SET EXERCISE: Output the data that follows exactly, line for line.

[Dataset items]

====

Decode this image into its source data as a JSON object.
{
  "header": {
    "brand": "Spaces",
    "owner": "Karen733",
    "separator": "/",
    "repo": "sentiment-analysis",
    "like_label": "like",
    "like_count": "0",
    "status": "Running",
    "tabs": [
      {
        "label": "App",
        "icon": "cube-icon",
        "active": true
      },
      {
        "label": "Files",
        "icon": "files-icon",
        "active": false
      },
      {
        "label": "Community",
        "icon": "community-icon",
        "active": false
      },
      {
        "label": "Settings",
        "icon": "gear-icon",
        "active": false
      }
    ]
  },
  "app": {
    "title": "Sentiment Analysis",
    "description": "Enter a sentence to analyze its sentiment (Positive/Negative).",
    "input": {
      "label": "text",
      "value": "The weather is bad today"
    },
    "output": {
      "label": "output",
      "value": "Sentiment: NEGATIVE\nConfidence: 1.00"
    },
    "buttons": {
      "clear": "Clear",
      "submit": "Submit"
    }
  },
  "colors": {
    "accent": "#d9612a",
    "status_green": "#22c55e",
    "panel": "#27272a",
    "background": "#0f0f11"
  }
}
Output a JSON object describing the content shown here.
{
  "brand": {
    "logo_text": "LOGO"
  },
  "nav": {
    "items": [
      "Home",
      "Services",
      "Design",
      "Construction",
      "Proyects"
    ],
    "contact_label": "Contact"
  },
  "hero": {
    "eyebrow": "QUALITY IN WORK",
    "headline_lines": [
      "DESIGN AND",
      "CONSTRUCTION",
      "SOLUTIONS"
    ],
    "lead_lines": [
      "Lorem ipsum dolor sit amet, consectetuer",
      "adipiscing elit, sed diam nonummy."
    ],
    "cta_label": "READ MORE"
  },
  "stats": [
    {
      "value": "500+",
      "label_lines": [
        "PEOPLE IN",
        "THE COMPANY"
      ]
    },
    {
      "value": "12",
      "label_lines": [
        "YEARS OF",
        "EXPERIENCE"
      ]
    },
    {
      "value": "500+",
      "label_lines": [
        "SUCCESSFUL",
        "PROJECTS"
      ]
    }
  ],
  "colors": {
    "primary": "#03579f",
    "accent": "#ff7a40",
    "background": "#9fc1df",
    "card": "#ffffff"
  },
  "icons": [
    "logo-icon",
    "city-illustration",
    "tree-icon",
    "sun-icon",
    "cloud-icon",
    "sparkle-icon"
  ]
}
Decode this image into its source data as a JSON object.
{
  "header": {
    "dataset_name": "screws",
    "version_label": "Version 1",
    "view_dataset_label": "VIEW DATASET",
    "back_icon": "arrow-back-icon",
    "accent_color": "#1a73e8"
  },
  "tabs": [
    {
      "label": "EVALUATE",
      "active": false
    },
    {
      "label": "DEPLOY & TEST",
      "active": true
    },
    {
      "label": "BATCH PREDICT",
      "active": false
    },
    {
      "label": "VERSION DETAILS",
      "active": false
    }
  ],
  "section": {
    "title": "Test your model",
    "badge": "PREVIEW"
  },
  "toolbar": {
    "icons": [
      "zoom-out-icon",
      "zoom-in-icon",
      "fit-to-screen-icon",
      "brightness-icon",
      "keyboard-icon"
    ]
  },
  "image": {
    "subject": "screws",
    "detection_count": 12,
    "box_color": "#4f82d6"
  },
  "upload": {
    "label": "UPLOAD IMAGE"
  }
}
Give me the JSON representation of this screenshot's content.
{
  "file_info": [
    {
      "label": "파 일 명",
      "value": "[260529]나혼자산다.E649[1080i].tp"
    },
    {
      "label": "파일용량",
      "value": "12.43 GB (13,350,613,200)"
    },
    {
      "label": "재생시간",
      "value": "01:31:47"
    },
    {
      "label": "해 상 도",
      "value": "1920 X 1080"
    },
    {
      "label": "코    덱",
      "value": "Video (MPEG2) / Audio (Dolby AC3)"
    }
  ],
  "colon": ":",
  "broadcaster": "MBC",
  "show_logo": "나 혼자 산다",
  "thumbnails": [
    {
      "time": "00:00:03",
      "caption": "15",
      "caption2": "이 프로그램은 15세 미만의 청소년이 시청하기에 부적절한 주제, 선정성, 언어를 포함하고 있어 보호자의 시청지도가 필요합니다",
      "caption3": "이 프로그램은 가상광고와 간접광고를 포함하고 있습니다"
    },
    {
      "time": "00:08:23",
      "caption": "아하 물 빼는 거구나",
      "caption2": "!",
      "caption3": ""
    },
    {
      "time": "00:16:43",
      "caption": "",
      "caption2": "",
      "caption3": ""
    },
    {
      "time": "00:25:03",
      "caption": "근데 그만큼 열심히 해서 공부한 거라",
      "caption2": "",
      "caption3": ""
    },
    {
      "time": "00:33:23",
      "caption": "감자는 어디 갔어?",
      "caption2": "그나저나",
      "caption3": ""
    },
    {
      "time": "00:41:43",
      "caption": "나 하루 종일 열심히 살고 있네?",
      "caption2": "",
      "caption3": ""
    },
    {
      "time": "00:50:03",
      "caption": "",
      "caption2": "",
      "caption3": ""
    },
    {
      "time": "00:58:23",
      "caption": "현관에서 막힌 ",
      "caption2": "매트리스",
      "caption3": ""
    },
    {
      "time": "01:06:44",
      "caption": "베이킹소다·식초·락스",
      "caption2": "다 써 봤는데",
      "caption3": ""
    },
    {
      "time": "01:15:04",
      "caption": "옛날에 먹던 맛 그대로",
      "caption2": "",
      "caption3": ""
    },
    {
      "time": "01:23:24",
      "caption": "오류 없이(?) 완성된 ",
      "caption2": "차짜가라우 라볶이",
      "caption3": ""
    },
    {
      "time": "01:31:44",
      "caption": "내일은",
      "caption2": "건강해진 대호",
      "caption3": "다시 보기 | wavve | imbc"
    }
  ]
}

====

EXERCISE RESPONSE:
Decode this image into its source data as a JSON object.
{
  "header": {
    "brand": "Spaces",
    "owner": "Karen733",
    "separator": "/",
    "repo": "sentiment-analysis",
    "like_label": "like",
    "like_count": "0",
    "status": "Running",
    "tabs": [
      {
        "label": "App",
        "icon": "cube-icon",
        "active": true
      },
      {
        "label": "Files",
        "icon": "files-icon",
        "active": false
      },
      {
        "label": "Community",
        "icon": "community-icon",
        "active": false
      },
      {
        "label": "Settings",
        "icon": "gear-icon",
        "active": false
      }
    ]
  },
  "app": {
    "title": "Sentiment Analysis",
    "description": "Enter a sentence to analyze its sentiment (Positive/Negative).",
    "input": {
      "label": "text",
      "value": "The weather is bad today"
    },
    "output": {
      "label": "output",
      "value": "Sentiment: NEGATIVE\nConfidence: 1.00"
    },
    "buttons": {
      "clear": "Clear",
      "submit": "Submit"
    }
  },
  "colors": {
    "accent": "#d9612a",
    "status_green": "#22c55e",
    "panel": "#27272a",
    "background": "#0f0f11"
  }
}
Output a JSON object describing the content shown here.
{
  "brand": {
    "logo_text": "LOGO"
  },
  "nav": {
    "items": [
      "Home",
      "Services",
      "Design",
      "Construction",
      "Proyects"
    ],
    "contact_label": "Contact"
  },
  "hero": {
    "eyebrow": "QUALITY IN WORK",
    "headline_lines": [
      "DESIGN AND",
      "CONSTRUCTION",
      "SOLUTIONS"
    ],
    "lead_lines": [
      "Lorem ipsum dolor sit amet, consectetuer",
      "adipiscing elit, sed diam nonummy."
    ],
    "cta_label": "READ MORE"
  },
  "stats": [
    {
      "value": "500+",
      "label_lines": [
        "PEOPLE IN",
        "THE COMPANY"
      ]
    },
    {
      "value": "12",
      "label_lines": [
        "YEARS OF",
        "EXPERIENCE"
      ]
    },
    {
      "value": "500+",
      "label_lines": [
        "SUCCESSFUL",
        "PROJECTS"
      ]
    }
  ],
  "colors": {
    "primary": "#03579f",
    "accent": "#ff7a40",
    "background": "#9fc1df",
    "card": "#ffffff"
  },
  "icons": [
    "logo-icon",
    "city-illustration",
    "tree-icon",
    "sun-icon",
    "cloud-icon",
    "sparkle-icon"
  ]
}
Decode this image into its source data as a JSON object.
{
  "header": {
    "dataset_name": "screws",
    "version_label": "Version 1",
    "view_dataset_label": "VIEW DATASET",
    "back_icon": "arrow-back-icon",
    "accent_color": "#1a73e8"
  },
  "tabs": [
    {
      "label": "EVALUATE",
      "active": false
    },
    {
      "label": "DEPLOY & TEST",
      "active": true
    },
    {
      "label": "BATCH PREDICT",
      "active": false
    },
    {
      "label": "VERSION DETAILS",
      "active": false
    }
  ],
  "section": {
    "title": "Test your model",
    "badge": "PREVIEW"
  },
  "toolbar": {
    "icons": [
      "zoom-out-icon",
      "zoom-in-icon",
      "fit-to-screen-icon",
      "brightness-icon",
      "keyboard-icon"
    ]
  },
  "image": {
    "subject": "screws",
    "detection_count": 12,
    "box_color": "#4f82d6"
  },
  "upload": {
    "label": "UPLOAD IMAGE"
  }
}
Give me the JSON representation of this screenshot's content.
{
  "file_info": [
    {
      "label": "파 일 명",
      "value": "[260529]나혼자산다.E649[1080i].tp"
    },
    {
      "label": "파일용량",
      "value": "12.43 GB (13,350,613,200)"
    },
    {
      "label": "재생시간",
      "value": "01:31:47"
    },
    {
      "label": "해 상 도",
      "value": "1920 X 1080"
    },
    {
      "label": "코    덱",
      "value": "Video (MPEG2) / Audio (Dolby AC3)"
    }
  ],
  "colon": ":",
  "broadcaster": "MBC",
  "show_logo": "나 혼자 산다",
  "thumbnails": [
    {
      "time": "00:00:03",
      "caption": "15",
      "caption2": "이 프로그램은 15세 미만의 청소년이 시청하기에 부적절한 주제, 선정성, 언어를 포함하고 있어 보호자의 시청지도가 필요합니다",
      "caption3": "이 프로그램은 가상광고와 간접광고를 포함하고 있습니다"
    },
    {
      "time": "00:08:23",
      "caption": "아하 물 빼는 거구나",
      "caption2": "!",
      "caption3": ""
    },
    {
      "time": "00:16:43",
      "caption": "",
      "caption2": "",
      "caption3": ""
    },
    {
      "time": "00:25:03",
      "caption": "근데 그만큼 열심히 해서 공부한 거라",
      "caption2": "",
      "caption3": ""
    },
    {
      "time": "00:33:23",
      "caption": "감자는 어디 갔어?",
      "caption2": "그나저나",
      "caption3": ""
    },
    {
      "time": "00:41:43",
      "caption": "나 하루 종일 열심히 살고 있네?",
      "caption2": "",
      "caption3": ""
    },
    {
      "time": "00:50:03",
      "caption": "",
      "caption2": "",
      "caption3": ""
    },
    {
      "time": "00:58:23",
      "caption": "현관에서 막힌 ",
      "caption2": "매트리스",
      "caption3": ""
    },
    {
      "time": "01:06:44",
      "caption": "베이킹소다·식초·락스",
      "caption2": "다 써 봤는데",
      "caption3": ""
    },
    {
      "time": "01:15:04",
      "caption": "옛날에 먹던 맛 그대로",
      "caption2": "",
      "caption3": ""
    },
    {
      "time": "01:23:24",
      "caption": "오류 없이(?) 완성된 ",
      "caption2": "차짜가라우 라볶이",
      "caption3": ""
    },
    {
      "time": "01:31:44",
      "caption": "내일은",
      "caption2": "건강해진 대호",
      "caption3": "다시 보기 | wavve | imbc"
    }
  ]
}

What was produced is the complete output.